Rows ::
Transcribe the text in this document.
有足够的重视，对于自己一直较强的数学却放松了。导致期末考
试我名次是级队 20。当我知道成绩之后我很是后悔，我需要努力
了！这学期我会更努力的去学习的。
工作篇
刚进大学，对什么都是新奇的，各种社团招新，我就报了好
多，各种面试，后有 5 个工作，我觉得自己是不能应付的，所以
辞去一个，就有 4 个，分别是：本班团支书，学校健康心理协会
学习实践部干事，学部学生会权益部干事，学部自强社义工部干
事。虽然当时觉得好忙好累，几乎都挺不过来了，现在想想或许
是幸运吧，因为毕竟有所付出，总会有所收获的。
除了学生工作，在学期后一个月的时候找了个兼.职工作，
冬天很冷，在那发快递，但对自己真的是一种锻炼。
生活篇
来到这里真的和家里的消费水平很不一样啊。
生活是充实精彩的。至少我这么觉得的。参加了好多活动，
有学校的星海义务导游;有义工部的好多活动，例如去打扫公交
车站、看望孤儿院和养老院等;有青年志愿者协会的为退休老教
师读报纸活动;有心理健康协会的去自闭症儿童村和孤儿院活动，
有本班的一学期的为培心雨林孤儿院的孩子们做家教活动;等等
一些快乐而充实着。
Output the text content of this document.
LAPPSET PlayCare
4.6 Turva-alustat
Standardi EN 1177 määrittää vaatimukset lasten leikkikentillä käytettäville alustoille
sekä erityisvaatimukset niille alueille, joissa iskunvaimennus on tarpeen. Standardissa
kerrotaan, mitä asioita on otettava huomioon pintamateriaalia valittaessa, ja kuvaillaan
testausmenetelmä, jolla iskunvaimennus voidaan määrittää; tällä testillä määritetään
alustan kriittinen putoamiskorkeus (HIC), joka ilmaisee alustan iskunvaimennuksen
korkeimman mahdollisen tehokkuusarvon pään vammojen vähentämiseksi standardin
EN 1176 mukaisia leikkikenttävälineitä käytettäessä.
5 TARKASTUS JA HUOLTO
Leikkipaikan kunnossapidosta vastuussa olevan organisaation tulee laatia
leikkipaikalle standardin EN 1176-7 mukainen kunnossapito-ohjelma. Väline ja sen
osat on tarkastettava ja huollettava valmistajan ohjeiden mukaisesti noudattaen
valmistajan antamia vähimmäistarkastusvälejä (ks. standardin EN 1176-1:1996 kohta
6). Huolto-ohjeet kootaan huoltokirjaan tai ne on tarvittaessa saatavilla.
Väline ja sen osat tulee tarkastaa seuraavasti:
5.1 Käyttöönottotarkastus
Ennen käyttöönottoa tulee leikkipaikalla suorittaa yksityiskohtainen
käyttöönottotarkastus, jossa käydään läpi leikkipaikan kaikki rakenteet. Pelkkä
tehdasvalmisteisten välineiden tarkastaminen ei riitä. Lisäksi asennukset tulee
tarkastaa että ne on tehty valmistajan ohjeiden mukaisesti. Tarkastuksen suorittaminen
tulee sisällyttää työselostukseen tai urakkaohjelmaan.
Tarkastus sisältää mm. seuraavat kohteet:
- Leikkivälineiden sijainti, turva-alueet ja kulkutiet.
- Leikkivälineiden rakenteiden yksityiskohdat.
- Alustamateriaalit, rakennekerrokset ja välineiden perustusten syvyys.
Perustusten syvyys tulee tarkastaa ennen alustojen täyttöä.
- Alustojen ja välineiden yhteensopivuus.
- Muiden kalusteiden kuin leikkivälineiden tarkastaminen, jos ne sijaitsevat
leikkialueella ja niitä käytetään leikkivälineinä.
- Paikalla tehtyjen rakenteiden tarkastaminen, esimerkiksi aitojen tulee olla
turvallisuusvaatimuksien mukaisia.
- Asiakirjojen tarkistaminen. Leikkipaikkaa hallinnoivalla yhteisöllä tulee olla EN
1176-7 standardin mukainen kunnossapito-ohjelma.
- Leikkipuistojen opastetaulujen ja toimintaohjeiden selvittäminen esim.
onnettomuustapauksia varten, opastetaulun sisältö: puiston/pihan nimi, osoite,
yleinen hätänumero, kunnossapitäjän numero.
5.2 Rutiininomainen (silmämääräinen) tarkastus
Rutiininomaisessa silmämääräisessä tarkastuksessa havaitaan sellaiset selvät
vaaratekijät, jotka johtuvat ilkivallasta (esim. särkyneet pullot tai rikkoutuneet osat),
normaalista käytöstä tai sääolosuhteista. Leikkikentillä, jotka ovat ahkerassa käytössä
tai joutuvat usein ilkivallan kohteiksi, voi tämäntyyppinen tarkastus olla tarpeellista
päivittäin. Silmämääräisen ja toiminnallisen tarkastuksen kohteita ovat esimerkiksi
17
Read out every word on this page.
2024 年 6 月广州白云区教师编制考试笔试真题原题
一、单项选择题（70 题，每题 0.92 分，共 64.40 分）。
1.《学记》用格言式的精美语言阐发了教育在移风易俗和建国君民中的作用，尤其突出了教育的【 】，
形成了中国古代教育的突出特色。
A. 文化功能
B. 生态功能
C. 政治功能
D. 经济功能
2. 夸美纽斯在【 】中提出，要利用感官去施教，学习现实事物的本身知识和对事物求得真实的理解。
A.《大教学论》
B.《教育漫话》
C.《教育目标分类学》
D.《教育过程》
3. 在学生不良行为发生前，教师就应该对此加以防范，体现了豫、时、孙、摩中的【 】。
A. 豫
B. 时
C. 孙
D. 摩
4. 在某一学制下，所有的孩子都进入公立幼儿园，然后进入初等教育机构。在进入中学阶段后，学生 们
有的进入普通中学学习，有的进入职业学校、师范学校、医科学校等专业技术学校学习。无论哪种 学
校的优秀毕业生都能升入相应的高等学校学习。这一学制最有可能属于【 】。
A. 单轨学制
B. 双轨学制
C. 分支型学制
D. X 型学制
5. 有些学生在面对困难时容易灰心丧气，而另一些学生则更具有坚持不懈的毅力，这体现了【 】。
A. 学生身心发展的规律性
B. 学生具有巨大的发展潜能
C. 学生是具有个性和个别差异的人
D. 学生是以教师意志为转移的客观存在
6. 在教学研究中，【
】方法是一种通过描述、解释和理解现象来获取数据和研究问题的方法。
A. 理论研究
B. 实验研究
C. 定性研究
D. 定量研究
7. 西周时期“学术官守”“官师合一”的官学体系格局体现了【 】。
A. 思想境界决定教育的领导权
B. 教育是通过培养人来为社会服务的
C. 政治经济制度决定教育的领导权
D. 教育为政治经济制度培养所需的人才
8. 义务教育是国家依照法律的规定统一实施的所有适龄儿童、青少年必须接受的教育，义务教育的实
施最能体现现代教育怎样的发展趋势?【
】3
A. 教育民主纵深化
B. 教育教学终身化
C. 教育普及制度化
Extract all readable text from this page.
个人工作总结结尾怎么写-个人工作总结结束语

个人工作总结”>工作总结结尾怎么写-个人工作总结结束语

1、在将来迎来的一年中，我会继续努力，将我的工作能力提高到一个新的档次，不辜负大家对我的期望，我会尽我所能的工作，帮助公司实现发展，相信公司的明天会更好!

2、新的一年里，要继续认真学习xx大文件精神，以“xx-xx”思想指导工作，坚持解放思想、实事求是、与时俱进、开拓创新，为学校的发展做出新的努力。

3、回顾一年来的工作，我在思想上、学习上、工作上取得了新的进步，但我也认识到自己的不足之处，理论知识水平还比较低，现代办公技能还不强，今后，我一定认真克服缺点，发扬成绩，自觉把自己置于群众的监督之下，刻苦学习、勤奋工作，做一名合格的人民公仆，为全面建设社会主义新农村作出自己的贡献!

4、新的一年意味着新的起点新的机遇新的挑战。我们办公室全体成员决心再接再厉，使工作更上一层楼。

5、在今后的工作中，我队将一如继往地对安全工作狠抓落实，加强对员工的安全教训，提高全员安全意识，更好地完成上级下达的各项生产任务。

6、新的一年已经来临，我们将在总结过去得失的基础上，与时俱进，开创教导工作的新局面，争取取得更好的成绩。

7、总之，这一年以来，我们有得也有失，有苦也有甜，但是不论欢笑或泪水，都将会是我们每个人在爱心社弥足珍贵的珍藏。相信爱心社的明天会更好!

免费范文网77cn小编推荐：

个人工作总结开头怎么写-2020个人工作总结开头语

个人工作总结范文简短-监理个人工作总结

What to work on ::
Show the lines of the records that include the string "rakenteiden".

The reply ::
- Leikkivälineiden rakenteiden yksityiskohdat.
- Paikalla tehtyjen rakenteiden tarkastaminen, esimerkiksi aitojen tulee olla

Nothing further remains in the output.